▶ Directive: Identify and copy all lines of the material where the string "Roti" is found.

▶ Exercise input:
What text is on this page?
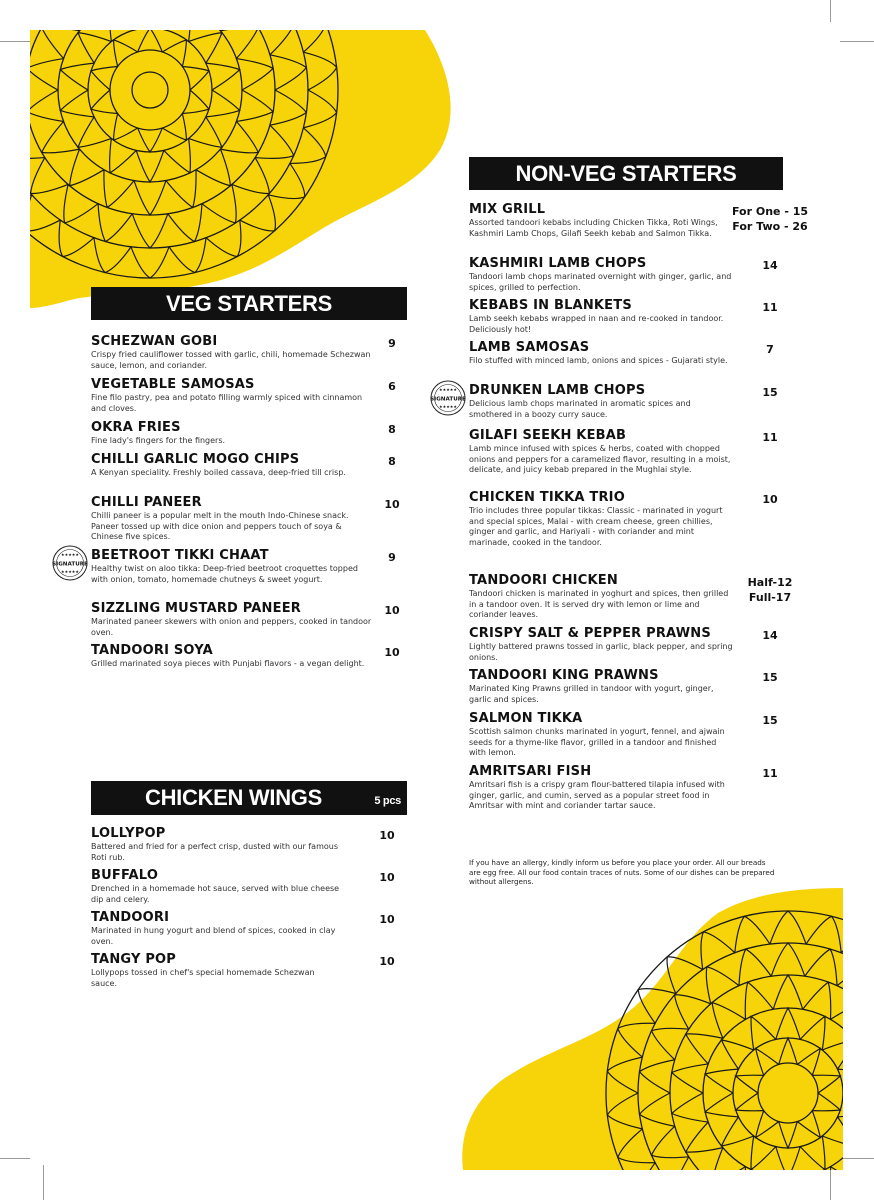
VEG STARTERS
SCHEZWAN GOBI
Crispy fried cauliflower tossed with garlic, chili, homemade Schezwan sauce, lemon, and coriander.
9
VEGETABLE SAMOSAS
Fine filo pastry, pea and potato filling warmly spiced with cinnamon and cloves.
6
OKRA FRIES
Fine lady's fingers for the fingers.
8
CHILLI GARLIC MOGO CHIPS
A Kenyan speciality. Freshly boiled cassava, deep-fried till crisp.
8
CHILLI PANEER
Chilli paneer is a popular melt in the mouth Indo-Chinese snack. Paneer tossed up with dice onion and peppers touch of soya & Chinese five spices.
10
BEETROOT TIKKI CHAAT
Healthy twist on aloo tikka: Deep-fried beetroot croquettes topped with onion, tomato, homemade chutneys & sweet yogurt.
9
SIGNATURE
★★★★★
★★★★★
SIZZLING MUSTARD PANEER
Marinated paneer skewers with onion and peppers, cooked in tandoor oven.
10
TANDOORI SOYA
Grilled marinated soya pieces with Punjabi flavors - a vegan delight.
10
CHICKEN WINGS	5 pcs
LOLLYPOP
Battered and fried for a perfect crisp, dusted with our famous Roti rub.
10
BUFFALO
Drenched in a homemade hot sauce, served with blue cheese dip and celery.
10
TANDOORI
Marinated in hung yogurt and blend of spices, cooked in clay oven.
10
TANGY POP
Lollypops tossed in chef's special homemade Schezwan sauce.
10
NON-VEG STARTERS
MIX GRILL
Assorted tandoori kebabs including Chicken Tikka, Roti Wings, Kashmiri Lamb Chops, Gilafi Seekh kebab and Salmon Tikka.
For One - 15
For Two - 26
KASHMIRI LAMB CHOPS
Tandoori lamb chops marinated overnight with ginger, garlic, and spices, grilled to perfection.
14
KEBABS IN BLANKETS
Lamb seekh kebabs wrapped in naan and re-cooked in tandoor. Deliciously hot!
11
LAMB SAMOSAS
Filo stuffed with minced lamb, onions and spices - Gujarati style.
7
DRUNKEN LAMB CHOPS
Delicious lamb chops marinated in aromatic spices and smothered in a boozy curry sauce.
15
SIGNATURE
★★★★★
★★★★★
GILAFI SEEKH KEBAB
Lamb mince infused with spices & herbs, coated with chopped onions and peppers for a caramelized flavor, resulting in a moist, delicate, and juicy kebab prepared in the Mughlai style.
11
CHICKEN TIKKA TRIO
Trio includes three popular tikkas: Classic - marinated in yogurt and special spices, Malai - with cream cheese, green chillies, ginger and garlic, and Hariyali - with coriander and mint marinade, cooked in the tandoor.
10
TANDOORI CHICKEN
Tandoori chicken is marinated in yoghurt and spices, then grilled in a tandoor oven. It is served dry with lemon or lime and coriander leaves.
Half-12
Full-17
CRISPY SALT & PEPPER PRAWNS
Lightly battered prawns tossed in garlic, black pepper, and spring onions.
14
TANDOORI KING PRAWNS
Marinated King Prawns grilled in tandoor with yogurt, ginger, garlic and spices.
15
SALMON TIKKA
Scottish salmon chunks marinated in yogurt, fennel, and ajwain seeds for a thyme-like flavor, grilled in a tandoor and finished with lemon.
15
AMRITSARI FISH
Amritsari fish is a crispy gram flour-battered tilapia infused with ginger, garlic, and cumin, served as a popular street food in Amritsar with mint and coriander tartar sauce.
11
If you have an allergy, kindly inform us before you place your order. All our breads are egg free. All our food contain traces of nuts. Some of our dishes can be prepared without allergens.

▶ Solution to this task:
Battered and fried for a perfect crisp, dusted with our famous Roti rub.
Assorted tandoori kebabs including Chicken Tikka, Roti Wings, Kashmiri Lamb Chops, Gilafi Seekh kebab and Salmon Tikka.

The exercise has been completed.